* **The exercise**
Go through the entries below and pick out every line with "label".

* **Provided records**

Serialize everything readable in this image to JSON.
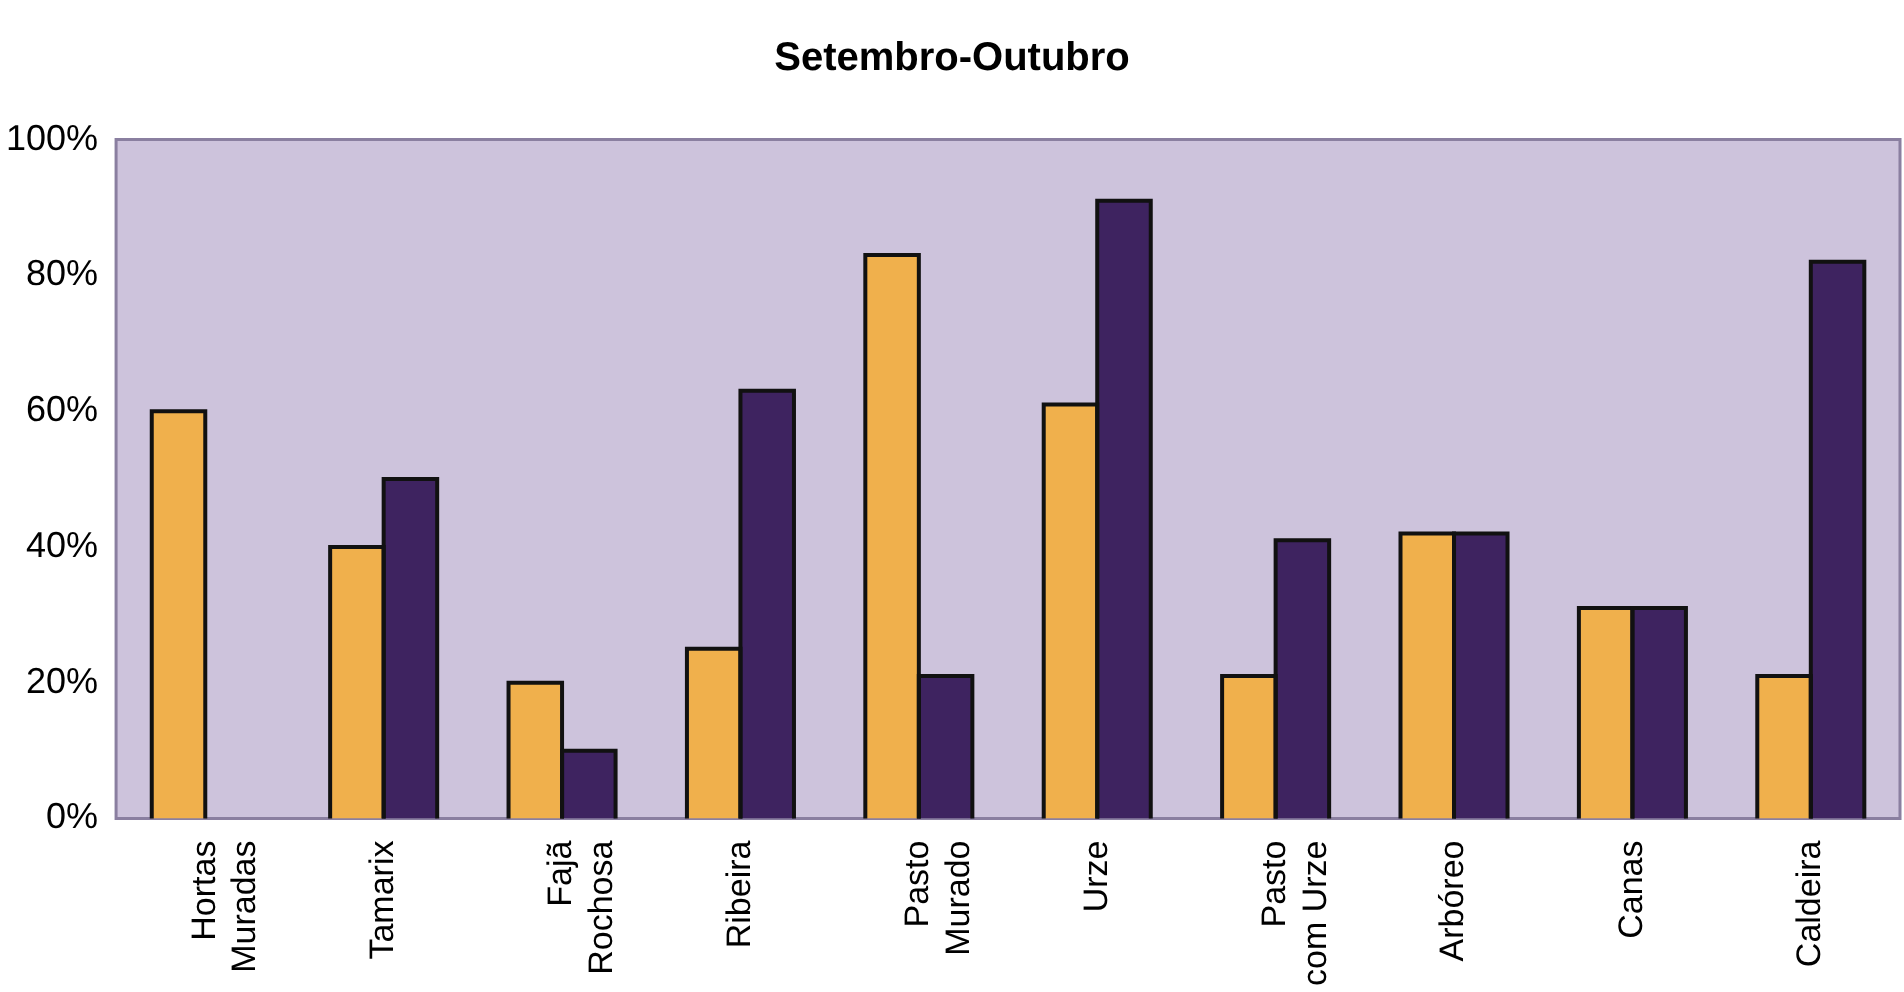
{
  "chart_data": {
    "type": "bar",
    "title": "Setembro-Outubro",
    "categories": [
      "Hortas\nMuradas",
      "Tamarix",
      "Fajã\nRochosa",
      "Ribeira",
      "Pasto\nMurado",
      "Urze",
      "Pasto\ncom Urze",
      "Arbóreo",
      "Canas",
      "Caldeira"
    ],
    "series": [
      {
        "color": "#f0b04c",
        "values": [
          60,
          40,
          20,
          25,
          83,
          61,
          21,
          42,
          31,
          21
        ]
      },
      {
        "color": "#3e2360",
        "values": [
          null,
          50,
          10,
          63,
          21,
          91,
          41,
          42,
          31,
          82
        ]
      }
    ],
    "ylim": [
      0,
      100
    ],
    "yticks": [
      {
        "value": 0,
        "label": "0%"
      },
      {
        "value": 20,
        "label": "20%"
      },
      {
        "value": 40,
        "label": "40%"
      },
      {
        "value": 60,
        "label": "60%"
      },
      {
        "value": 80,
        "label": "80%"
      },
      {
        "value": 100,
        "label": "100%"
      }
    ],
    "grid": false,
    "legend": false
  }
}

* **The reply**
        "label": "0%"
        "label": "20%"
        "label": "40%"
        "label": "60%"
        "label": "80%"
        "label": "100%"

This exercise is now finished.